* Start ENTRIES *

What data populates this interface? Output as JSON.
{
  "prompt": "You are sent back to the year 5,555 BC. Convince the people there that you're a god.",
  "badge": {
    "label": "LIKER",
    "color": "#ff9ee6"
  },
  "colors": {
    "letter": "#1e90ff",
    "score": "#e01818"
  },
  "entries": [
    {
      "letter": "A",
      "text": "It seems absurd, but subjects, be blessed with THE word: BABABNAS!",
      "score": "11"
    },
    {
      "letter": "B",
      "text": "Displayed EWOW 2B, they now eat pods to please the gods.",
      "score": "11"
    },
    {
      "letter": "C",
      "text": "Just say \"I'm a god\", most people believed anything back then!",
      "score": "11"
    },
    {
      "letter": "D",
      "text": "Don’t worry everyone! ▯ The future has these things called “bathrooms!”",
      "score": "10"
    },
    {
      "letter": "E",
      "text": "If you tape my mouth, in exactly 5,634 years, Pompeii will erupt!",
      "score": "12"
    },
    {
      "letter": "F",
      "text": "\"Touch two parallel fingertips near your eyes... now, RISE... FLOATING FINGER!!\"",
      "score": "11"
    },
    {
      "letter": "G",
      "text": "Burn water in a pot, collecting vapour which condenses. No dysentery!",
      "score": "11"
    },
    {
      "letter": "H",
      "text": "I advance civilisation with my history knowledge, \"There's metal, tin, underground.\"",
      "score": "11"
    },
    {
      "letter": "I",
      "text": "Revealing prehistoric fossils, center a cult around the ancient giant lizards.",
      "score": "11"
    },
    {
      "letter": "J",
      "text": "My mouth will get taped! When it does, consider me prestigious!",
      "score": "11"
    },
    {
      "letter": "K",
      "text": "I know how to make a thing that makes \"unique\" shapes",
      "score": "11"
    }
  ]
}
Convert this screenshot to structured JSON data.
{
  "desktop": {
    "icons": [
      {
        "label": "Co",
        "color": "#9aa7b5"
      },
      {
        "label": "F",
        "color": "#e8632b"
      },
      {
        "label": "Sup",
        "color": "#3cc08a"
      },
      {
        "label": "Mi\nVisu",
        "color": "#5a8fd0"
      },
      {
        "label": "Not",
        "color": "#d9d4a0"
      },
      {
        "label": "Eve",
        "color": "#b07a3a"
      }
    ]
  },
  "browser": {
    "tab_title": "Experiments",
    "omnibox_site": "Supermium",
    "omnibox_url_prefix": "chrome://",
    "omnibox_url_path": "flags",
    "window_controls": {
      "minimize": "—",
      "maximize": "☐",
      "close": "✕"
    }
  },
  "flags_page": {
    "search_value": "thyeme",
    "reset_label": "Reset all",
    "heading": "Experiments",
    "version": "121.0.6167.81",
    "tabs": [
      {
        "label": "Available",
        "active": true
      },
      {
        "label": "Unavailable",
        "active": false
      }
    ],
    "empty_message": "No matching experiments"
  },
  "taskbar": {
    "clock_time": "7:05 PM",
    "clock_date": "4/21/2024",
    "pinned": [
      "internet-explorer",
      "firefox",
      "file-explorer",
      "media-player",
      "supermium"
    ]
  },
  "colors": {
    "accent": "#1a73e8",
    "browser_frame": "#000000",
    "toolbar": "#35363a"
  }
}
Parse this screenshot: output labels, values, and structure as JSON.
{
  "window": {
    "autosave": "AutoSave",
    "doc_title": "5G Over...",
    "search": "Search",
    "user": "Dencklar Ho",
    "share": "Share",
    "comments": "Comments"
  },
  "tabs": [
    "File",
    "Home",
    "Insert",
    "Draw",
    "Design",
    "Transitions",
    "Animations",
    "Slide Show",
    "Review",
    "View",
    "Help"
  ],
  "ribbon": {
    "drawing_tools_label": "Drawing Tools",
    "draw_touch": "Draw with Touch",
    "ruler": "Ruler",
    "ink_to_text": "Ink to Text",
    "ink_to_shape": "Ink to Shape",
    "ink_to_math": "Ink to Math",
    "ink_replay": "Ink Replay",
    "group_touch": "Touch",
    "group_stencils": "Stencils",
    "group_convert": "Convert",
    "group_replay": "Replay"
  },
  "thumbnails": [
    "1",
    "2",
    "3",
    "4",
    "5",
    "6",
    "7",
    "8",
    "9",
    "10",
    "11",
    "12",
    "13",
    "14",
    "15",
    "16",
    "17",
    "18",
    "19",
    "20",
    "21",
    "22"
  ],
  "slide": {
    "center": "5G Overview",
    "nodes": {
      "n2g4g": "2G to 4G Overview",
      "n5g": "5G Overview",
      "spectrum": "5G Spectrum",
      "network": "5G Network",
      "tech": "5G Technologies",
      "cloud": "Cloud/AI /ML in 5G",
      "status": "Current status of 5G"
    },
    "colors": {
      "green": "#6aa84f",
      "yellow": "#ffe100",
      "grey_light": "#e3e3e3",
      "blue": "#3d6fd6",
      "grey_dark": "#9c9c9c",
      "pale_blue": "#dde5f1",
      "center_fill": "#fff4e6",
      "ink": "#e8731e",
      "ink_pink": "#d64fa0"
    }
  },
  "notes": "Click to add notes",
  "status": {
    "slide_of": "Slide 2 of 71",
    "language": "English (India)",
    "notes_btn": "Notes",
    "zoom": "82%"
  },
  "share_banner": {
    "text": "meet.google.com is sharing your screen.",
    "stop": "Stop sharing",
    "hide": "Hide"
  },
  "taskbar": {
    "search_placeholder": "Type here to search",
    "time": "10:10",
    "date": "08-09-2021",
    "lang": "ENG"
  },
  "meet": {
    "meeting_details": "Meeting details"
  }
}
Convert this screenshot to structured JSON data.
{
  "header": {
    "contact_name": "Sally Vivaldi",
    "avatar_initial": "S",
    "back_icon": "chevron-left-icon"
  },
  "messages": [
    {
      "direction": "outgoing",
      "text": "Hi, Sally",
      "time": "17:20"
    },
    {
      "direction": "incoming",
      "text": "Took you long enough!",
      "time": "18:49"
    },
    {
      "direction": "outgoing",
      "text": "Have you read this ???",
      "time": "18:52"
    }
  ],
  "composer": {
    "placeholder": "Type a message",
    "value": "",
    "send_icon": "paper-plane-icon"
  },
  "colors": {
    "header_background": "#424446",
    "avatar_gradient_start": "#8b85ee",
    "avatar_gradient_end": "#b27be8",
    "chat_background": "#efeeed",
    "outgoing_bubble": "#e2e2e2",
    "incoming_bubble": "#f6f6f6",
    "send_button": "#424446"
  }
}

* End ENTRIES *

▶ **STATED PROBLEM**
Identify and list each line with the word "sharing".

▶ **ANSWER TO THIS PROBLEM**
    "text": "meet.google.com is sharing your screen.",
    "stop": "Stop sharing",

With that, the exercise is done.